• REQUIRED WORK:
In the records that follow, locate every line with "mich" and extract it.

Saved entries
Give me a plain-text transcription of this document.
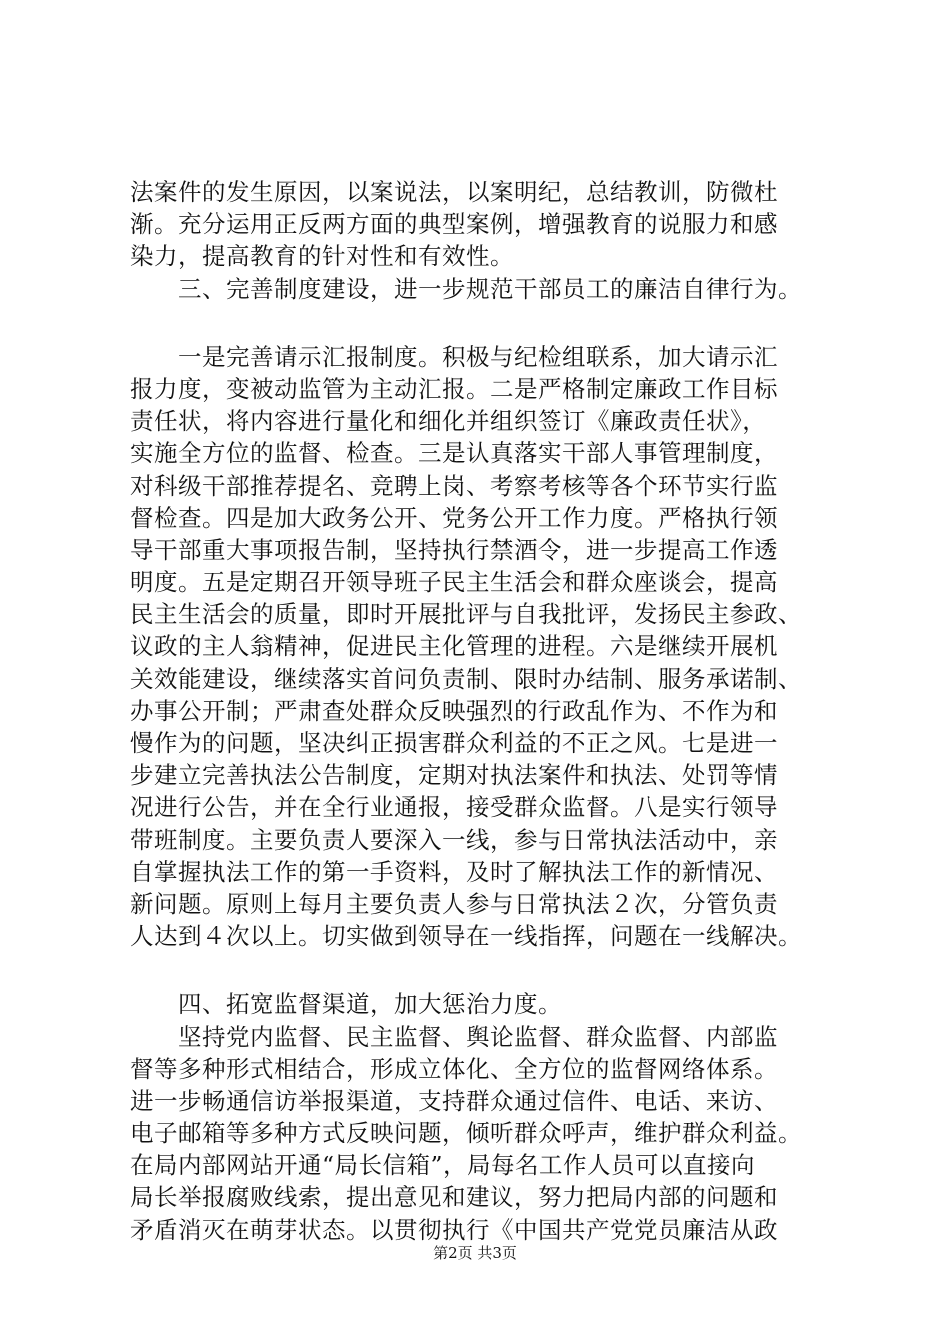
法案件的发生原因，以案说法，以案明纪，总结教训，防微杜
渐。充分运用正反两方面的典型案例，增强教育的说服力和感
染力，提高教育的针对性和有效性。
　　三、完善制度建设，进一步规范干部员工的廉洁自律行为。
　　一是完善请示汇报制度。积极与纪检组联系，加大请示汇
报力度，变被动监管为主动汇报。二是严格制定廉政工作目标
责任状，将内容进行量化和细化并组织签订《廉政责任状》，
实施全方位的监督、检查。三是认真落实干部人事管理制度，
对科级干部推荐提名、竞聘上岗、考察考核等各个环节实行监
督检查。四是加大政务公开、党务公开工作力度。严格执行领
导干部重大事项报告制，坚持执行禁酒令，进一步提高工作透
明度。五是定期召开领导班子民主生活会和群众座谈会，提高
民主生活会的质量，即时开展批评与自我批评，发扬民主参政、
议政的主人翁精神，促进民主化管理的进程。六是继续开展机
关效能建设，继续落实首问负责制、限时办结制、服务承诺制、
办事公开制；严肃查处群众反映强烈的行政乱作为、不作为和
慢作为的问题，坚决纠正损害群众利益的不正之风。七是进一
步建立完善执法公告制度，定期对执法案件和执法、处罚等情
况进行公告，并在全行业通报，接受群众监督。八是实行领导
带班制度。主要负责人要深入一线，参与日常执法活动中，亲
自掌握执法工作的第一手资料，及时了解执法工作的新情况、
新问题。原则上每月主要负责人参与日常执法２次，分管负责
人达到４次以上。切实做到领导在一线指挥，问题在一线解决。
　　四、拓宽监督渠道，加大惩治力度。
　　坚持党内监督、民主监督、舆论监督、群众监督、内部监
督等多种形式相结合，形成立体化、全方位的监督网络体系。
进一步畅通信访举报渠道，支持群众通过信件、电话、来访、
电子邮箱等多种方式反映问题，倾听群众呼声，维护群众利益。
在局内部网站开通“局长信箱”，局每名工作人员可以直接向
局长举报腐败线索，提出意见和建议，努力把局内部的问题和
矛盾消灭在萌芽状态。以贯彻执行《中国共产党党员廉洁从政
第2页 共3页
* * *
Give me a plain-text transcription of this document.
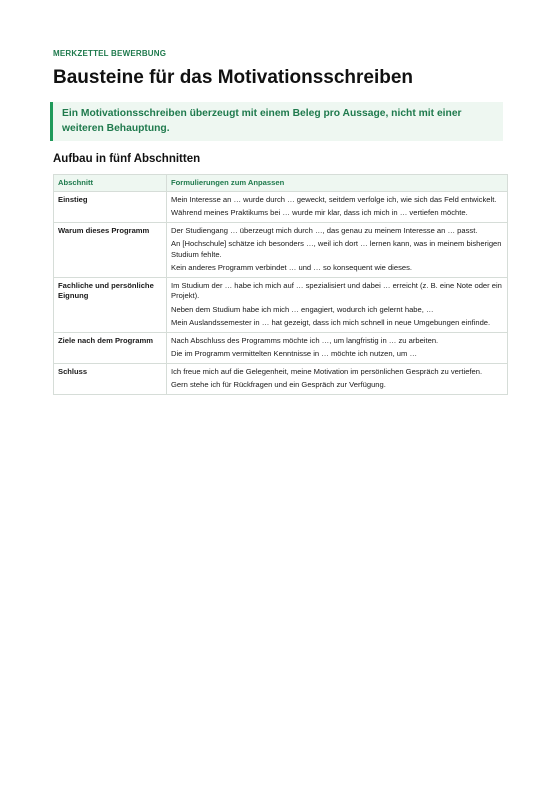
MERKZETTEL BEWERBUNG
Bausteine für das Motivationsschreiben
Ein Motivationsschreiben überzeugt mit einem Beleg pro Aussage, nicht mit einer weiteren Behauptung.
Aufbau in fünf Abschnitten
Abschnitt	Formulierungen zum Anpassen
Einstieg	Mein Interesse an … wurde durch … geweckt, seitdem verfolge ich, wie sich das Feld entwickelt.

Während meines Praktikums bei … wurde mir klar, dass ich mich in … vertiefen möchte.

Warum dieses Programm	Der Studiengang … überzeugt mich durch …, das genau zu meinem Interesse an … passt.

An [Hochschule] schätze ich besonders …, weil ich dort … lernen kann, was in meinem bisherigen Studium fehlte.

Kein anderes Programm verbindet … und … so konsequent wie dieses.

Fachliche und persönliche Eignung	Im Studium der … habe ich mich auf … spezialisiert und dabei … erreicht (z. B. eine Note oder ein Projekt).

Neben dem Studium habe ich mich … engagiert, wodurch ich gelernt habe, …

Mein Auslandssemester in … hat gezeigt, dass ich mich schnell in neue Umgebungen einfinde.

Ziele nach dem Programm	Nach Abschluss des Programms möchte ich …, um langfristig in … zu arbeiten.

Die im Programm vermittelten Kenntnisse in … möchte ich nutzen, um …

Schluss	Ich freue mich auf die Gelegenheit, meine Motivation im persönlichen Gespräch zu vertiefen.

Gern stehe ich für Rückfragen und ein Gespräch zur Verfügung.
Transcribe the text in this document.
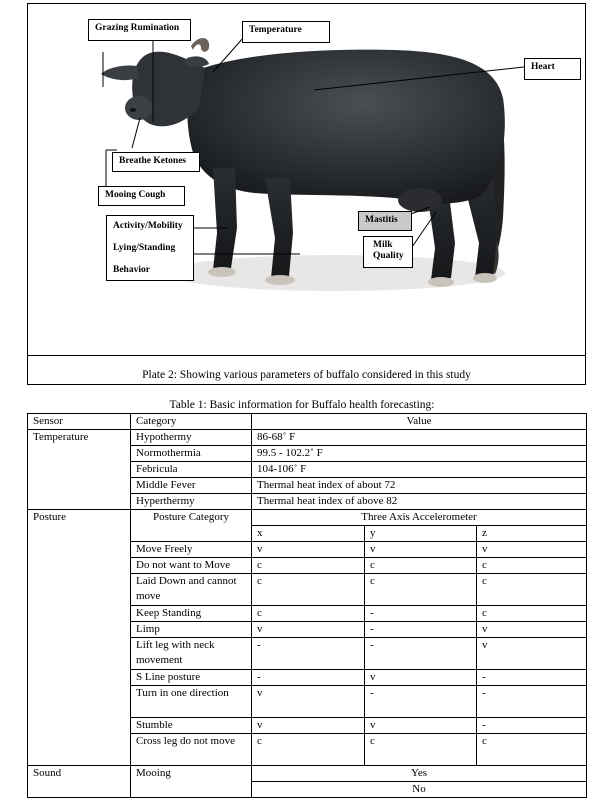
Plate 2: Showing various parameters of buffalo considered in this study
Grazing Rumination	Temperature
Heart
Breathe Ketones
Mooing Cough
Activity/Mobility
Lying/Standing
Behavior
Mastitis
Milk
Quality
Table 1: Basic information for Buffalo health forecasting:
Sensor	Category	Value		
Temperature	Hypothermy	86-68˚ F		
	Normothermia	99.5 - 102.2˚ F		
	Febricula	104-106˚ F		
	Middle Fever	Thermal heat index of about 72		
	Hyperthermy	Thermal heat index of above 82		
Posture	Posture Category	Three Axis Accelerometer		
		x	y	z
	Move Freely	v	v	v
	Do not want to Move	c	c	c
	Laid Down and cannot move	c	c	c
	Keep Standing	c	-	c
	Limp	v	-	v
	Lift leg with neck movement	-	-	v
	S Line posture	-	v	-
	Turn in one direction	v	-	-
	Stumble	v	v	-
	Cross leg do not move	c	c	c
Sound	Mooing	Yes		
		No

• ANSWER BELOW:
Während meines Praktikums bei … wurde mir klar, dass ich mich in … vertiefen möchte.
Warum dieses Programm	Der Studiengang … überzeugt mich durch …, das genau zu meinem Interesse an … passt.
Fachliche und persönliche Eignung	Im Studium der … habe ich mich auf … spezialisiert und dabei … erreicht (z. B. eine Note oder ein Projekt).
Neben dem Studium habe ich mich … engagiert, wodurch ich gelernt habe, …
Mein Auslandssemester in … hat gezeigt, dass ich mich schnell in neue Umgebungen einfinde.
Schluss	Ich freue mich auf die Gelegenheit, meine Motivation im persönlichen Gespräch zu vertiefen.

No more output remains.